*Dataset rows:*
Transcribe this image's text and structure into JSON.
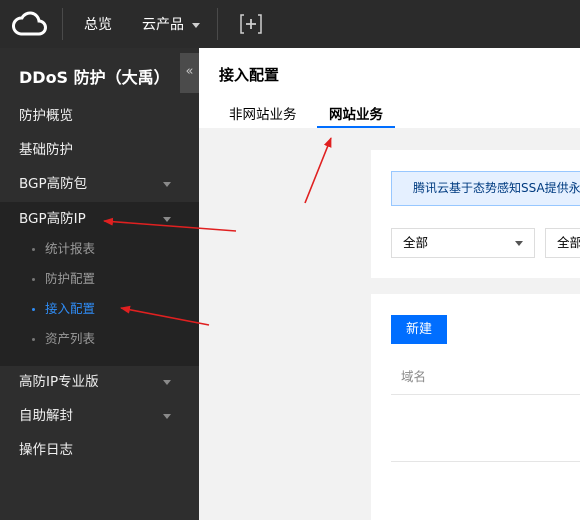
{
  "topbar": {
    "logo_icon": "cloud-logo-icon",
    "overview_label": "总览",
    "products_label": "云产品",
    "add_icon": "add-shortcut-icon"
  },
  "sidebar": {
    "title": "DDoS 防护（大禹）",
    "collapse_glyph": "«",
    "items": [
      {
        "label": "防护概览",
        "expandable": false
      },
      {
        "label": "基础防护",
        "expandable": false
      },
      {
        "label": "BGP高防包",
        "expandable": true
      },
      {
        "label": "BGP高防IP",
        "expandable": true,
        "expanded": true
      }
    ],
    "sub_items": [
      {
        "label": "统计报表",
        "active": false
      },
      {
        "label": "防护配置",
        "active": false
      },
      {
        "label": "接入配置",
        "active": true
      },
      {
        "label": "资产列表",
        "active": false
      }
    ],
    "items_after": [
      {
        "label": "高防IP专业版",
        "expandable": true
      },
      {
        "label": "自助解封",
        "expandable": true
      },
      {
        "label": "操作日志",
        "expandable": false
      }
    ]
  },
  "main": {
    "page_title": "接入配置",
    "tabs": [
      {
        "label": "非网站业务",
        "active": false
      },
      {
        "label": "网站业务",
        "active": true
      }
    ],
    "notice_text": "腾讯云基于态势感知SSA提供永",
    "filters": [
      {
        "selected": "全部"
      },
      {
        "selected": "全部"
      }
    ],
    "new_button_label": "新建",
    "table_headers": [
      "域名"
    ]
  },
  "colors": {
    "accent": "#006eff",
    "sidebar_active": "#2f8cf5",
    "annotation_arrow": "#e02020",
    "topbar_bg": "#2b2b2b",
    "sidebar_bg": "#2e2e2e"
  }
}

*The problem:* Copy the material above in full and exactly, skipping pictures.

*Solved exercise:*
Transcribe this image's text and structure into JSON.
{
  "topbar": {
    "logo_icon": "cloud-logo-icon",
    "overview_label": "总览",
    "products_label": "云产品",
    "add_icon": "add-shortcut-icon"
  },
  "sidebar": {
    "title": "DDoS 防护（大禹）",
    "collapse_glyph": "«",
    "items": [
      {
        "label": "防护概览",
        "expandable": false
      },
      {
        "label": "基础防护",
        "expandable": false
      },
      {
        "label": "BGP高防包",
        "expandable": true
      },
      {
        "label": "BGP高防IP",
        "expandable": true,
        "expanded": true
      }
    ],
    "sub_items": [
      {
        "label": "统计报表",
        "active": false
      },
      {
        "label": "防护配置",
        "active": false
      },
      {
        "label": "接入配置",
        "active": true
      },
      {
        "label": "资产列表",
        "active": false
      }
    ],
    "items_after": [
      {
        "label": "高防IP专业版",
        "expandable": true
      },
      {
        "label": "自助解封",
        "expandable": true
      },
      {
        "label": "操作日志",
        "expandable": false
      }
    ]
  },
  "main": {
    "page_title": "接入配置",
    "tabs": [
      {
        "label": "非网站业务",
        "active": false
      },
      {
        "label": "网站业务",
        "active": true
      }
    ],
    "notice_text": "腾讯云基于态势感知SSA提供永",
    "filters": [
      {
        "selected": "全部"
      },
      {
        "selected": "全部"
      }
    ],
    "new_button_label": "新建",
    "table_headers": [
      "域名"
    ]
  },
  "colors": {
    "accent": "#006eff",
    "sidebar_active": "#2f8cf5",
    "annotation_arrow": "#e02020",
    "topbar_bg": "#2b2b2b",
    "sidebar_bg": "#2e2e2e"
  }
}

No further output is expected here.